REQUIRED WORK:
How many lines in the records below hold the string "arrow"? Please answer with the number and nothing more.

Data listing
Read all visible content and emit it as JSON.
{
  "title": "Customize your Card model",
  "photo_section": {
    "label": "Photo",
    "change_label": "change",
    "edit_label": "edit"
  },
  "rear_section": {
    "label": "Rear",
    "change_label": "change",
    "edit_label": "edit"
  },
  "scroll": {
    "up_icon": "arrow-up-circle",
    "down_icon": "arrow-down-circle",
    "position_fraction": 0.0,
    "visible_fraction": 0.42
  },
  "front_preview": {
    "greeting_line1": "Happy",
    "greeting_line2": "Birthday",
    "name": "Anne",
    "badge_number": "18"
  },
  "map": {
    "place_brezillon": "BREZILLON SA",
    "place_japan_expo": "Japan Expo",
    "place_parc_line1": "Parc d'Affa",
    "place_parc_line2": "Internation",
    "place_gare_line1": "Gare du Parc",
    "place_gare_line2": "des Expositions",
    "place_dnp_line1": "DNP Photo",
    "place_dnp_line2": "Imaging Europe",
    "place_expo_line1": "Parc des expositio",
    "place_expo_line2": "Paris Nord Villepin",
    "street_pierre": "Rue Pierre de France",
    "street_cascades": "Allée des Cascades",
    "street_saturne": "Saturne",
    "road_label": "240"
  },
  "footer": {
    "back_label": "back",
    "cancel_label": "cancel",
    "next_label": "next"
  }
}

EXERCISE RESULT:
2